## Begin

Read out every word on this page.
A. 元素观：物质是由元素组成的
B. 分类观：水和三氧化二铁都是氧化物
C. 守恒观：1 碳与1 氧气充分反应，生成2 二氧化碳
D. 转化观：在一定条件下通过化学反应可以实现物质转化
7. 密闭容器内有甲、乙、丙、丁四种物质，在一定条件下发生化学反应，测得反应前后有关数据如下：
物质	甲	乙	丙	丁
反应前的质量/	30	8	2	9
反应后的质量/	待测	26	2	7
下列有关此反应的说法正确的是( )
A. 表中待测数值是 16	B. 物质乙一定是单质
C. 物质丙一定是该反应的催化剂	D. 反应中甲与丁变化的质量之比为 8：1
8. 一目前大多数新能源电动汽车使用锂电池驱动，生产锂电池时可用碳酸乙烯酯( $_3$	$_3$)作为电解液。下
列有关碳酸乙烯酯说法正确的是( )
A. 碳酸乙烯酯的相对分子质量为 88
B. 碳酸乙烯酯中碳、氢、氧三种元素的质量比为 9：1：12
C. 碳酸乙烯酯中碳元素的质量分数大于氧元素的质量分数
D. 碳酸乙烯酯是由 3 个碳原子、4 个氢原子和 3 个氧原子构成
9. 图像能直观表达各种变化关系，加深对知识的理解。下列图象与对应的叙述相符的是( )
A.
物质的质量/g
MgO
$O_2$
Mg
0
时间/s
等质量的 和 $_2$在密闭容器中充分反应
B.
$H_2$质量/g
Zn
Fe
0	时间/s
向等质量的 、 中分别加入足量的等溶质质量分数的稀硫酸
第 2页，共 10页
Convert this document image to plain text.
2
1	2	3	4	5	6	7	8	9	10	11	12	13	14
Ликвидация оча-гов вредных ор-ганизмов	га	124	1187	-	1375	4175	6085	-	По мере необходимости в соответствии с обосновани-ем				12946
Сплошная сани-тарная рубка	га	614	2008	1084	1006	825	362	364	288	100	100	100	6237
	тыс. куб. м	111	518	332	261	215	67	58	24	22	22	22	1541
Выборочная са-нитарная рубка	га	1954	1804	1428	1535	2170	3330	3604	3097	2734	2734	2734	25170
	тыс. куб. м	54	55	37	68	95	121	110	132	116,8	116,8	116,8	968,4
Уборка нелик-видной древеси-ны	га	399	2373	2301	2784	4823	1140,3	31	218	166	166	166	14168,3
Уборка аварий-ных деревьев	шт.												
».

## End

■ **Brief**
Locate the word "рубка" in the records above, and return each line that has it.

■ **Expected output**
Сплошная сани-тарная рубка	га	614	2008	1084	1006	825	362	364	288	100	100	100	6237
Выборочная са-нитарная рубка	га	1954	1804	1428	1535	2170	3330	3604	3097	2734	2734	2734	25170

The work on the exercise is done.